== Extrait du texte ==
Mais pour être sincère, je préfère qu’il ne l’ait pas fait. La foi catholique est une expérience personnelle, parce qu’elle est de la personne et du suivi d’une Personne vivante. Ce n’est pas un conglomérat d’idées, ni une simple tradition.

L’expression externe et sociale de la foi est la religion : la relation (re-ligare) [ce qui relie] publique avec la Personne du Christ, Dieu et les hommes véritables. Et si une couronne et une religion ont été unies pour des causes profondes, cela aura eu lieu dans le passé, mais pas aujourd’hui, c’est évident. Avant il y avait des rois avec la foi. Aujourd’hui non. Avant la relation couronne-religion avait un sens. Aujourd’hui non. Toute mention à la foi, durant le « couronnement » d’hier, n’aurait été garantie que par la tradition historique, sociale et culturelle, non par la foi. Le problème de renoncer à cette tradition civile, par conséquent, n’est pas un problème pour l’Église, mais pour celui qui porte la couronne sur sa tête, s’il veut l’y maintenir durant des années…

José Antonio Méndez

(original ici www.religionenlibertad.com/articulo.asp?idarticulo=36218 )

== Données enregistrées ==
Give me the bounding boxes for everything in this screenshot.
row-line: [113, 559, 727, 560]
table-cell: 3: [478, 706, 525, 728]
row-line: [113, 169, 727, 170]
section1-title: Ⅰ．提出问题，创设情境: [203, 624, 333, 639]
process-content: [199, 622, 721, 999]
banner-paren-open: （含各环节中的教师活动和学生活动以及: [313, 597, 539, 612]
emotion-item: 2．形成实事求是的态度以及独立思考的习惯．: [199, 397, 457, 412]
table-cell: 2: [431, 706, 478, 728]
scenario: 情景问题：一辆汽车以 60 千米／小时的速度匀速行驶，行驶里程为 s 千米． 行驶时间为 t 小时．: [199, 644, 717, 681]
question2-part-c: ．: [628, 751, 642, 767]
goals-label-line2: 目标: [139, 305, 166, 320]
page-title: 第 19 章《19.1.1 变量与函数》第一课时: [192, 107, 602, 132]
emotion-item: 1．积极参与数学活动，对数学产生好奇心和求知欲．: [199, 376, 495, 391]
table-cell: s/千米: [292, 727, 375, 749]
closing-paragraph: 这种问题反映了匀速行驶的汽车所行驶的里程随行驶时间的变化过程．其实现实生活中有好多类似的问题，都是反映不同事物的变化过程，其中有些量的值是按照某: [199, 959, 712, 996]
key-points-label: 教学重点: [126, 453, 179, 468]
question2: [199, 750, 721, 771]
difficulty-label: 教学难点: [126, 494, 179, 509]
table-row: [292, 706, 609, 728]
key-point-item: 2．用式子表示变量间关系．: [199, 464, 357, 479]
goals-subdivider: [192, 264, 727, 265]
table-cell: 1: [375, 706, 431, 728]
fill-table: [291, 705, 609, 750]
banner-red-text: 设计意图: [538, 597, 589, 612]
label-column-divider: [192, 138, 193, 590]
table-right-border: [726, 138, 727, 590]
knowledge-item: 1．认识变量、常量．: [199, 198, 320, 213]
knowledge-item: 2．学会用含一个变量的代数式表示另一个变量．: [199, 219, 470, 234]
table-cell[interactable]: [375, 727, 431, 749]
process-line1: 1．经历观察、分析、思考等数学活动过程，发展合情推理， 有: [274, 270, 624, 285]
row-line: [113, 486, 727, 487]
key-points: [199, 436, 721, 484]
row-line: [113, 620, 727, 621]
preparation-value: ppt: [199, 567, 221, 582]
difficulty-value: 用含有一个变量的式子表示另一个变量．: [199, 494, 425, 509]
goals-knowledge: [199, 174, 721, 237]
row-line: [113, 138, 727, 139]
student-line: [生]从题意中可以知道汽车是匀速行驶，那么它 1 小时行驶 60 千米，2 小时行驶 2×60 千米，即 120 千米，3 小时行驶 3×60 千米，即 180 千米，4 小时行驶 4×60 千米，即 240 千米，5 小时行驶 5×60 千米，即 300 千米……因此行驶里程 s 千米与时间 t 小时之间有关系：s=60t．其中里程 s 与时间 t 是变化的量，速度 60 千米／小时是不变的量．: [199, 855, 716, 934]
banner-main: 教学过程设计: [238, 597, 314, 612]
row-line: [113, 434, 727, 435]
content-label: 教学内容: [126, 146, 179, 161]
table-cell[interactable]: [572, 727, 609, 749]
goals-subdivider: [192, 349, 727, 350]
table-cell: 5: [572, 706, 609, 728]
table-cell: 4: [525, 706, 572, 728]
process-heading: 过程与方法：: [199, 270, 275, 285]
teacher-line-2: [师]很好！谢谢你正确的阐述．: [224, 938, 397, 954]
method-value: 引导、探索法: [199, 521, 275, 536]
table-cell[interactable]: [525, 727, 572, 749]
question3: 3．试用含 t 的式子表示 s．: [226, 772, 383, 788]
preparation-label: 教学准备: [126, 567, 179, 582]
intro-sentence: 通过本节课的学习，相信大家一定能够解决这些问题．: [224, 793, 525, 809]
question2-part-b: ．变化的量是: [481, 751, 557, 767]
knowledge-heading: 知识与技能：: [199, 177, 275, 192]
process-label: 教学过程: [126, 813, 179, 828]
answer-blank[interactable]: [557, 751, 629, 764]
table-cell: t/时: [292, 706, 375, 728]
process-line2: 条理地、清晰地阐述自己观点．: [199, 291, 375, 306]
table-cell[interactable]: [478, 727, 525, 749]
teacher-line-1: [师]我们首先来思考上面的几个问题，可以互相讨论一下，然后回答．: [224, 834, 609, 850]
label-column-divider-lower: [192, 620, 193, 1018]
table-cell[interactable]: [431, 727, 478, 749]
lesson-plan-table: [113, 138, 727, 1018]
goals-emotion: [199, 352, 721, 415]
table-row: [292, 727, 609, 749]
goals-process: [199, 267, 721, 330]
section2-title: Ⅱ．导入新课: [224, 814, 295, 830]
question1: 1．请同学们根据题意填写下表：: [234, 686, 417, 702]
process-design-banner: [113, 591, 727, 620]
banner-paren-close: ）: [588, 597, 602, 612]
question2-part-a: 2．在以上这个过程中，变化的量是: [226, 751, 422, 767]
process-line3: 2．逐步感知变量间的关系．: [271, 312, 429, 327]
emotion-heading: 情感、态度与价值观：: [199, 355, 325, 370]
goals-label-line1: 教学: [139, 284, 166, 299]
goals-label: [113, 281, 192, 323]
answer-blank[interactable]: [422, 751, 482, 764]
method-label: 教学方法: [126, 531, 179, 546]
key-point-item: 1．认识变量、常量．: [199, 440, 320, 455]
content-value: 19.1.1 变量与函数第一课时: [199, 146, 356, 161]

== Travail à faire ==
1. Selon l'extrait sur la foi et la couronne, quelle est l'expression externe et sociale de la foi ?
2. Traduisez en anglais la phrase « Ce n’est pas un conglomérat d’idées, ni une simple tradition. », tirée de l'extrait sur la foi et la couronne.
3. Poursuivez l'extrait sur la foi et la couronne à partir de l'endroit où il s'arrête.
Ces entrées n'ont aucun rapport avec l'extrait sur la foi et la couronne.

== Réponses ==
1. La religion.

2. It is not a conglomerate of ideas, nor a mere tradition.

3.
     

Post-scriptum (25/6)

Philippe VI persiste et signe. La Maison du Roi, par rapport à la visite au Vatican, a communiqué pour expliquer que la première visite officielle du Roi et de la Reine qui était celle du Vatican était liée au hasard du calendrier (le Saint Siège avait pu proposer très vite une date qui correspondait aux emplois du temps de chacun) et non pas à la tradition.
C’est bien sûr possible, mais que la Maison du Roi ait besoin de communiquer sur le sujet en dit suffisamment long ! Pauvre Europe qui en est arrivée là. Europe qu’as-tu fait de ton baptême ? À en pleurer.